## INSTRUCTIONS FOR THE TASK
Check each line of the data below for the word "Length", then extract the ones that have it.

☆ ☆ ☆ ☆ ☆ ☆ ☆

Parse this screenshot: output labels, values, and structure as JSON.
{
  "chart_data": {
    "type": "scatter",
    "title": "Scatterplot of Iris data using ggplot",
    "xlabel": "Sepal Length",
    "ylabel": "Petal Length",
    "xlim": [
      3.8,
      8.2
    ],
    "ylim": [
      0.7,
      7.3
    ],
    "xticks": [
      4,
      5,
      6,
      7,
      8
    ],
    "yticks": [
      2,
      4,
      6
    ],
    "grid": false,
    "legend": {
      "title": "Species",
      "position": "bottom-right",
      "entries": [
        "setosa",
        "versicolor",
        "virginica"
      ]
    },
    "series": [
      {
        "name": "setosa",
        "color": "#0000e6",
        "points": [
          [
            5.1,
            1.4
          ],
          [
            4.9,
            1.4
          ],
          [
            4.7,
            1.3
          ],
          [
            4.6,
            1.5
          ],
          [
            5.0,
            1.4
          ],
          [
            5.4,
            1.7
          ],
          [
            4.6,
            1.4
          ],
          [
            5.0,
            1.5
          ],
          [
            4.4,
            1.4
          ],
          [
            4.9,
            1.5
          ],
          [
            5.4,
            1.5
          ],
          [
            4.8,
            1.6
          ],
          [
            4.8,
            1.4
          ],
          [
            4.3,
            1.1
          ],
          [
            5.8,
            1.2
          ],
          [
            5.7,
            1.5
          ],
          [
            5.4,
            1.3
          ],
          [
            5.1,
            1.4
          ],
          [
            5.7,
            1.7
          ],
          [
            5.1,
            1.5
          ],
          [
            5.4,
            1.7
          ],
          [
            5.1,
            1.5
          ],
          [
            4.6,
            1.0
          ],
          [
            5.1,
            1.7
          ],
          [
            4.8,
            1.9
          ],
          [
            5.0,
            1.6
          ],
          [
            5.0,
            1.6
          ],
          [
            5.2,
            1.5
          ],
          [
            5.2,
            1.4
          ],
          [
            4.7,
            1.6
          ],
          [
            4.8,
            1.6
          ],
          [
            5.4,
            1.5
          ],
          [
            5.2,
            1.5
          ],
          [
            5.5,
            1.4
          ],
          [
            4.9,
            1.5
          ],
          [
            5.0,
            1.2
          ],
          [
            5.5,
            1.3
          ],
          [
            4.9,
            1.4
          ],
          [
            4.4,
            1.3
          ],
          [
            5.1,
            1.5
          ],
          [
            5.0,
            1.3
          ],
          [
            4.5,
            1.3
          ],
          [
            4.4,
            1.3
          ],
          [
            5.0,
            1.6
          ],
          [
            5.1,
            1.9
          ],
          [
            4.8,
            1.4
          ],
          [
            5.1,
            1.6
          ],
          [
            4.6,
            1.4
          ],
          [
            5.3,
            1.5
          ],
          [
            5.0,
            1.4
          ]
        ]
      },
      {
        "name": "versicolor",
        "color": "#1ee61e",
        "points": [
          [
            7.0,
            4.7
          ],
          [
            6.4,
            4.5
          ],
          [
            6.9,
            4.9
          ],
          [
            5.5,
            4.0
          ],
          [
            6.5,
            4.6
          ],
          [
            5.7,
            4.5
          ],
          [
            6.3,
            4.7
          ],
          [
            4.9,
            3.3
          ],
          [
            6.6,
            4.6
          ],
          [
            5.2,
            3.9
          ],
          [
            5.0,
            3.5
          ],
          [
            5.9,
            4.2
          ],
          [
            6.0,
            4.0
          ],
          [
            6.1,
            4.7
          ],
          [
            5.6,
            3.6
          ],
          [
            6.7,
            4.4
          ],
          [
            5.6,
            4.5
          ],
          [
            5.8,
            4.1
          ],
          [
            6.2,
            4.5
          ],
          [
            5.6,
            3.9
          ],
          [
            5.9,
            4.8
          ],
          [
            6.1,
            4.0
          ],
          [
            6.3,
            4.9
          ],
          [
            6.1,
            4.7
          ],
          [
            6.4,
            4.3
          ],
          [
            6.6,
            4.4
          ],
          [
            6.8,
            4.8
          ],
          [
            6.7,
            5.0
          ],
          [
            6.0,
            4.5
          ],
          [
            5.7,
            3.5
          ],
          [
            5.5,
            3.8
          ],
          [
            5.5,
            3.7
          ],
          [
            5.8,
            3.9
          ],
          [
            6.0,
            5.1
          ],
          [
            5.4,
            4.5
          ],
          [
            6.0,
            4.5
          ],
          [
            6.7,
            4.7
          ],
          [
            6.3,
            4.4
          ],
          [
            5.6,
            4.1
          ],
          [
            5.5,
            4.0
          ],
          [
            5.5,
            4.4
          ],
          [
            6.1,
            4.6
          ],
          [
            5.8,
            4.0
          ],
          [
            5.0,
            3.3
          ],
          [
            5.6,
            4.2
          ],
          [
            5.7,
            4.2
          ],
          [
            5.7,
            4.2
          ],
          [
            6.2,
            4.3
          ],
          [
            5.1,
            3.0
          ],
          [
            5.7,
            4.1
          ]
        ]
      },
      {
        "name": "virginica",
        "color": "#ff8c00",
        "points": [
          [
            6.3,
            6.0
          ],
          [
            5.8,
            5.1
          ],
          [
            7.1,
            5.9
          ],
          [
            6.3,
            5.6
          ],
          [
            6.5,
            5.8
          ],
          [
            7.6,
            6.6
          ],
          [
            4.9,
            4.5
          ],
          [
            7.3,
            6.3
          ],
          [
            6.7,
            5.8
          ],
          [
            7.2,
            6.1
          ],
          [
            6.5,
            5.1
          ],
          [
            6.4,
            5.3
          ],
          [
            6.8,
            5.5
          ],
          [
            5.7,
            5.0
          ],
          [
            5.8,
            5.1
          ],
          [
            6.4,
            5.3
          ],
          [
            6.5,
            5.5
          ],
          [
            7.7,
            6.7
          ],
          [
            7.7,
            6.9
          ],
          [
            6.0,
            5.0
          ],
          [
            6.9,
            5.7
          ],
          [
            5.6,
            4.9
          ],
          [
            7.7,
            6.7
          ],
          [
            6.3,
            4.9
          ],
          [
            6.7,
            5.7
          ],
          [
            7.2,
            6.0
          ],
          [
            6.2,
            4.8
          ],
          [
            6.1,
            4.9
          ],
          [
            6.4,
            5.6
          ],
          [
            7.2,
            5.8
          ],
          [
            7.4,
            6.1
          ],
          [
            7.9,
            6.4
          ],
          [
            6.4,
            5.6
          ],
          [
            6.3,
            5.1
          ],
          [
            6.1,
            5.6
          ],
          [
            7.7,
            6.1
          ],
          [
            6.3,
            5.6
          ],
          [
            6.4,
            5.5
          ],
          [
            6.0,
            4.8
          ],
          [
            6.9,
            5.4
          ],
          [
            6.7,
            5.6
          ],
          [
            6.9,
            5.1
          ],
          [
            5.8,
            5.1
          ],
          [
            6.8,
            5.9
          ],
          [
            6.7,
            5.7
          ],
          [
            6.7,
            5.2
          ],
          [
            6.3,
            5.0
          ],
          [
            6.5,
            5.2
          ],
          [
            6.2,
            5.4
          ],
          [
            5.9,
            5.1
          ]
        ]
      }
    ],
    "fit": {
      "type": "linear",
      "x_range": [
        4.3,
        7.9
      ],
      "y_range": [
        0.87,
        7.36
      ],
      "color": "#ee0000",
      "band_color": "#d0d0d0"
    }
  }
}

☆ ☆ ☆ ☆ ☆ ☆ ☆

## RESPONSE TO THIS EXERCISE
    "xlabel": "Sepal Length",
    "ylabel": "Petal Length",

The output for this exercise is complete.